:: STATED EXERCISE ::
Copy out every record below, word for word.

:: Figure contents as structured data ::
────────

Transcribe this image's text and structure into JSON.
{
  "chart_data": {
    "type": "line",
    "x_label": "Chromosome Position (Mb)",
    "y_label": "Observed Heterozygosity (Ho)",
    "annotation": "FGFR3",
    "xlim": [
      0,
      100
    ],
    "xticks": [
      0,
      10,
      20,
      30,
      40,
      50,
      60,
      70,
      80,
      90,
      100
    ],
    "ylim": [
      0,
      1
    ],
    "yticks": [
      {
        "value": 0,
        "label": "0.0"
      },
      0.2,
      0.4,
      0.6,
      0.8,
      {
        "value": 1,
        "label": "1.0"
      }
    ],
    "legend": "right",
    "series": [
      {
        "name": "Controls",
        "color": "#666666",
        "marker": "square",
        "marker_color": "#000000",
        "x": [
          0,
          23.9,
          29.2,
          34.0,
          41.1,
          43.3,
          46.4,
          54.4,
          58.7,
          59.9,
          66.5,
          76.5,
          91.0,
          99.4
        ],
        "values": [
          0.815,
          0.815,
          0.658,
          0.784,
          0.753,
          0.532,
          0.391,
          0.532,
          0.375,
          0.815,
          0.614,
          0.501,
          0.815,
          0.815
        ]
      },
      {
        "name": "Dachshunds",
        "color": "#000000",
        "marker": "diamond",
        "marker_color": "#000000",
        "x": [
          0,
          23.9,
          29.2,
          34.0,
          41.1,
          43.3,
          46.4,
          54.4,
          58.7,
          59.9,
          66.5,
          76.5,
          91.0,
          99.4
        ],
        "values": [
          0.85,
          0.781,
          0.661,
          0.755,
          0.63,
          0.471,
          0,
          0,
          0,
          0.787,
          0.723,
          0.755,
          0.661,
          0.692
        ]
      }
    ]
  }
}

────────

:: ANSWER TO THIS PROBLEM ::
Transcribe this image's text and structure into JSON.
{
  "chart_data": {
    "type": "line",
    "x_label": "Chromosome Position (Mb)",
    "y_label": "Observed Heterozygosity (Ho)",
    "annotation": "FGFR3",
    "xlim": [
      0,
      100
    ],
    "xticks": [
      0,
      10,
      20,
      30,
      40,
      50,
      60,
      70,
      80,
      90,
      100
    ],
    "ylim": [
      0,
      1
    ],
    "yticks": [
      {
        "value": 0,
        "label": "0.0"
      },
      0.2,
      0.4,
      0.6,
      0.8,
      {
        "value": 1,
        "label": "1.0"
      }
    ],
    "legend": "right",
    "series": [
      {
        "name": "Controls",
        "color": "#666666",
        "marker": "square",
        "marker_color": "#000000",
        "x": [
          0,
          23.9,
          29.2,
          34.0,
          41.1,
          43.3,
          46.4,
          54.4,
          58.7,
          59.9,
          66.5,
          76.5,
          91.0,
          99.4
        ],
        "values": [
          0.815,
          0.815,
          0.658,
          0.784,
          0.753,
          0.532,
          0.391,
          0.532,
          0.375,
          0.815,
          0.614,
          0.501,
          0.815,
          0.815
        ]
      },
      {
        "name": "Dachshunds",
        "color": "#000000",
        "marker": "diamond",
        "marker_color": "#000000",
        "x": [
          0,
          23.9,
          29.2,
          34.0,
          41.1,
          43.3,
          46.4,
          54.4,
          58.7,
          59.9,
          66.5,
          76.5,
          91.0,
          99.4
        ],
        "values": [
          0.85,
          0.781,
          0.661,
          0.755,
          0.63,
          0.471,
          0,
          0,
          0,
          0.787,
          0.723,
          0.755,
          0.661,
          0.692
        ]
      }
    ]
  }
}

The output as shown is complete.